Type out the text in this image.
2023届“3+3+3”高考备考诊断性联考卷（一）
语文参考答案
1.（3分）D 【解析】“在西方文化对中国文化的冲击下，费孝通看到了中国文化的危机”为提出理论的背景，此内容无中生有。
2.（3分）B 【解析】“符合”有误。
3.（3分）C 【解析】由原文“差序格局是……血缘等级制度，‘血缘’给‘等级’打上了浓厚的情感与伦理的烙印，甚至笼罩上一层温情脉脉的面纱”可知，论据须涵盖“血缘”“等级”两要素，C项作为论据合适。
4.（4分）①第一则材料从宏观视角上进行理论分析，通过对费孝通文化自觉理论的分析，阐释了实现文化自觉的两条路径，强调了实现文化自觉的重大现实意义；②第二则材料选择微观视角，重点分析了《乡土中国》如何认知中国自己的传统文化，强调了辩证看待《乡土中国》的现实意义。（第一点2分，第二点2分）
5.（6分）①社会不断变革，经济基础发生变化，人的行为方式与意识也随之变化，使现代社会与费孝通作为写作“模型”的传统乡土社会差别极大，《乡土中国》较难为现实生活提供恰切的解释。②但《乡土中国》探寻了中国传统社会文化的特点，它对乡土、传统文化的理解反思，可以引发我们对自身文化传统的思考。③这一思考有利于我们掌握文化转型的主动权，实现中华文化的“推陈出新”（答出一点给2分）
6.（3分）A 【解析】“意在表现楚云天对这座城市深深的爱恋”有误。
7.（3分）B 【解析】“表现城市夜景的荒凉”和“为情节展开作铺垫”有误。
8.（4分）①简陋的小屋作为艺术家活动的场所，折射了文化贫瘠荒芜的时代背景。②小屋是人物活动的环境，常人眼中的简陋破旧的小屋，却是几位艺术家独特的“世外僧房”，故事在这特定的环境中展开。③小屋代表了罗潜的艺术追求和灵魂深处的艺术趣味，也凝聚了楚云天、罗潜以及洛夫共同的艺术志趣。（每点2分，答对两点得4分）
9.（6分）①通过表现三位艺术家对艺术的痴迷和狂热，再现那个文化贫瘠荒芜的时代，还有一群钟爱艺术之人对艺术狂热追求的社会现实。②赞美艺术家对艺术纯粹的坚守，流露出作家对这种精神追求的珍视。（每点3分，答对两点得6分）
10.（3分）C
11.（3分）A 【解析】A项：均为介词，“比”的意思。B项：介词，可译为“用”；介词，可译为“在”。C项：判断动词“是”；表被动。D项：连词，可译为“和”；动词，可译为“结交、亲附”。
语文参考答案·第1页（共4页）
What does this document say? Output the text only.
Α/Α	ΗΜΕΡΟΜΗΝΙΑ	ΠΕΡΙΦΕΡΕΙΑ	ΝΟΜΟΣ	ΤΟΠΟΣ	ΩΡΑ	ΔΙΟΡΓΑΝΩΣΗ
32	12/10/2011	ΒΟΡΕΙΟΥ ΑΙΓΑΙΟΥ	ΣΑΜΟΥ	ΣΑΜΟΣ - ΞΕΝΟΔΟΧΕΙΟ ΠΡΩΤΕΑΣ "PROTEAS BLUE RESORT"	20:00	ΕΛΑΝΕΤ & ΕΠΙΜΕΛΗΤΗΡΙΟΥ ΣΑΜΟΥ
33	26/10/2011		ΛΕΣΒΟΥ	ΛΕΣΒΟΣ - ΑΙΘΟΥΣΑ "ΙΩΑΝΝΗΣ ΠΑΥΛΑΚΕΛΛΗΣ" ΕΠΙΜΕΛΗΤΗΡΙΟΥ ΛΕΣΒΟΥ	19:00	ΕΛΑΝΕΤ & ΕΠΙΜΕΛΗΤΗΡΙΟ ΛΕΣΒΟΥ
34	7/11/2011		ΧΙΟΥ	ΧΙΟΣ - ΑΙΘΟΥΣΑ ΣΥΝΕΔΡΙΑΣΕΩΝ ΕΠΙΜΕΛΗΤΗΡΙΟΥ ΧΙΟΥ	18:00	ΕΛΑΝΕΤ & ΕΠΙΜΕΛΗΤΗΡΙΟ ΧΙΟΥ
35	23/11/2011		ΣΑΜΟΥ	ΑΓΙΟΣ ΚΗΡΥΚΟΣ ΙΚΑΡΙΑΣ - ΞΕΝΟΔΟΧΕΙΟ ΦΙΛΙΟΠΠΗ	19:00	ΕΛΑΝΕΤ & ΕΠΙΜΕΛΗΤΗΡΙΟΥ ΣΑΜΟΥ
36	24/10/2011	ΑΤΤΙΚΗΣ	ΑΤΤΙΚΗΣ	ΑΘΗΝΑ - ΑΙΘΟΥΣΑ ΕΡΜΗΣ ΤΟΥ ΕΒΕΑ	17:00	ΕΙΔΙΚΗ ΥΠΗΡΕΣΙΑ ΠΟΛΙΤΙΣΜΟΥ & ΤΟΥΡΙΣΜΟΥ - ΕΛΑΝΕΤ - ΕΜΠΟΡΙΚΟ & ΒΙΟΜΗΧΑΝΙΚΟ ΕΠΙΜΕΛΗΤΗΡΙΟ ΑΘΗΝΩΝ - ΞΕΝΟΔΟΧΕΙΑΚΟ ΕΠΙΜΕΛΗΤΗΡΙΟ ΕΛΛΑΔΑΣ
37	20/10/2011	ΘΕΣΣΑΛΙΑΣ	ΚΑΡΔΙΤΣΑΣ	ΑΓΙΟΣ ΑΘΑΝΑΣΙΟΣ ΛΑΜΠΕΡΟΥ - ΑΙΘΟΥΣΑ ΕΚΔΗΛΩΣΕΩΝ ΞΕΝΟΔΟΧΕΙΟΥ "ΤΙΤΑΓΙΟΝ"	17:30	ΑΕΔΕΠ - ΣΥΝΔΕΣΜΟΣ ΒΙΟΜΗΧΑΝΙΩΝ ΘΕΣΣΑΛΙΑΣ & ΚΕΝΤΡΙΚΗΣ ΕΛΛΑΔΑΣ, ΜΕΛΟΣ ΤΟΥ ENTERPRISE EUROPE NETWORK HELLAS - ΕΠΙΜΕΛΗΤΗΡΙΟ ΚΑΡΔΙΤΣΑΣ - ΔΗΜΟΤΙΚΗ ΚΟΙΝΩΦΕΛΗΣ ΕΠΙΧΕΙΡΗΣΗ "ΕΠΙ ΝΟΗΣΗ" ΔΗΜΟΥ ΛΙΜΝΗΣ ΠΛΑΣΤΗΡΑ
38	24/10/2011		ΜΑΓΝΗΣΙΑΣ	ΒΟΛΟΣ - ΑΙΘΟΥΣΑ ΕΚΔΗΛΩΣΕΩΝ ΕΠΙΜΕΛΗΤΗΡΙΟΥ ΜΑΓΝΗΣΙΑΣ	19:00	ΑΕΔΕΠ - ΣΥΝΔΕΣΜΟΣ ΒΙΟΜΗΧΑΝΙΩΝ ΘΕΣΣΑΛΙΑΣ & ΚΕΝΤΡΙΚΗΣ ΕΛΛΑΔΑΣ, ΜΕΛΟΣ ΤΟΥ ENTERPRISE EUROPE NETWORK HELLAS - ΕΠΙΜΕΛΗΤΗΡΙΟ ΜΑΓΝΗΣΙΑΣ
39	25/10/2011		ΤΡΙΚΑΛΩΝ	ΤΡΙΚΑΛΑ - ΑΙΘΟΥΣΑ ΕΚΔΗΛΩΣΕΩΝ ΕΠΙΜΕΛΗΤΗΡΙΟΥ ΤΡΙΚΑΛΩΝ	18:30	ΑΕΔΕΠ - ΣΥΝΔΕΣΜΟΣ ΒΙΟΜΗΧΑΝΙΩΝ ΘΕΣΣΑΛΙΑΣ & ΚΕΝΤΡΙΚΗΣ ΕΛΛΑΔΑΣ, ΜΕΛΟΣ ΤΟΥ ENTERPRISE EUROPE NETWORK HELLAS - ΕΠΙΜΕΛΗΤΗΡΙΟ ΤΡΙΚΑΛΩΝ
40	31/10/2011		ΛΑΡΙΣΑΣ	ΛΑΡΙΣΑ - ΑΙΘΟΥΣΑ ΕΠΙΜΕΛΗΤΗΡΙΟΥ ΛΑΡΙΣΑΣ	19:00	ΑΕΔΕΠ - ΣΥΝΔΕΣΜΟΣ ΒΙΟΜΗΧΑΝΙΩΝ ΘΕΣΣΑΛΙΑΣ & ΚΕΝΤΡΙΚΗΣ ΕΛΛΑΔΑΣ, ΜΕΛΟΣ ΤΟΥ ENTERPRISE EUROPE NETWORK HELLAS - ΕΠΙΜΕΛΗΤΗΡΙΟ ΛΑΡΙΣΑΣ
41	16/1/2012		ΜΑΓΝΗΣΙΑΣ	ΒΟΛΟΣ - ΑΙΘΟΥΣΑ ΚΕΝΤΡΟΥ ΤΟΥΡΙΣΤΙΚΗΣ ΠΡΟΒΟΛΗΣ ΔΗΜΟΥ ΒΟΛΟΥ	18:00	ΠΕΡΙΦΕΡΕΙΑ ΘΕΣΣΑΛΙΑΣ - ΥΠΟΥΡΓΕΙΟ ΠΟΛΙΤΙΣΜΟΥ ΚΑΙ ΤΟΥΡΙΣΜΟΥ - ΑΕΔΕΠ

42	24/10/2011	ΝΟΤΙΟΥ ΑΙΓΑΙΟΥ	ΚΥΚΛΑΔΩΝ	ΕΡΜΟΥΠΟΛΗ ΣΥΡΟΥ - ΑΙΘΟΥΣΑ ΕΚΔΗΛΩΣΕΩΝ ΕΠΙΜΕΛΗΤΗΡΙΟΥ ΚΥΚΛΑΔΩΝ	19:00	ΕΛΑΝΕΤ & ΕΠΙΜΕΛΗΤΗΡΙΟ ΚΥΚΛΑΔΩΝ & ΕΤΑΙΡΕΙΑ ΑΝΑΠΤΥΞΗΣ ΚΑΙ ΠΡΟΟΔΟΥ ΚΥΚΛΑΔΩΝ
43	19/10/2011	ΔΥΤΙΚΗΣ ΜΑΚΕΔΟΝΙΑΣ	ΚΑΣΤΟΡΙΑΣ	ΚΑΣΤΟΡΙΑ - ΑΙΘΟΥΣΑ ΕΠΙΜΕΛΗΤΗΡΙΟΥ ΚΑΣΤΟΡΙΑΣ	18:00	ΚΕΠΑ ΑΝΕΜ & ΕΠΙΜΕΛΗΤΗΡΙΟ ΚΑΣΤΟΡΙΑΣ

= = = = =

### [WHAT THE EXERCISE ASKS]
Return every line of the preceding records in which the word "ΠΟΛΙΤΙΣΜΟΥ" appears.

### [EXERCISE OUTPUT]
36	24/10/2011	ΑΤΤΙΚΗΣ	ΑΤΤΙΚΗΣ	ΑΘΗΝΑ - ΑΙΘΟΥΣΑ ΕΡΜΗΣ ΤΟΥ ΕΒΕΑ	17:00	ΕΙΔΙΚΗ ΥΠΗΡΕΣΙΑ ΠΟΛΙΤΙΣΜΟΥ & ΤΟΥΡΙΣΜΟΥ - ΕΛΑΝΕΤ - ΕΜΠΟΡΙΚΟ & ΒΙΟΜΗΧΑΝΙΚΟ ΕΠΙΜΕΛΗΤΗΡΙΟ ΑΘΗΝΩΝ - ΞΕΝΟΔΟΧΕΙΑΚΟ ΕΠΙΜΕΛΗΤΗΡΙΟ ΕΛΛΑΔΑΣ
41	16/1/2012		ΜΑΓΝΗΣΙΑΣ	ΒΟΛΟΣ - ΑΙΘΟΥΣΑ ΚΕΝΤΡΟΥ ΤΟΥΡΙΣΤΙΚΗΣ ΠΡΟΒΟΛΗΣ ΔΗΜΟΥ ΒΟΛΟΥ	18:00	ΠΕΡΙΦΕΡΕΙΑ ΘΕΣΣΑΛΙΑΣ - ΥΠΟΥΡΓΕΙΟ ΠΟΛΙΤΙΣΜΟΥ ΚΑΙ ΤΟΥΡΙΣΜΟΥ - ΑΕΔΕΠ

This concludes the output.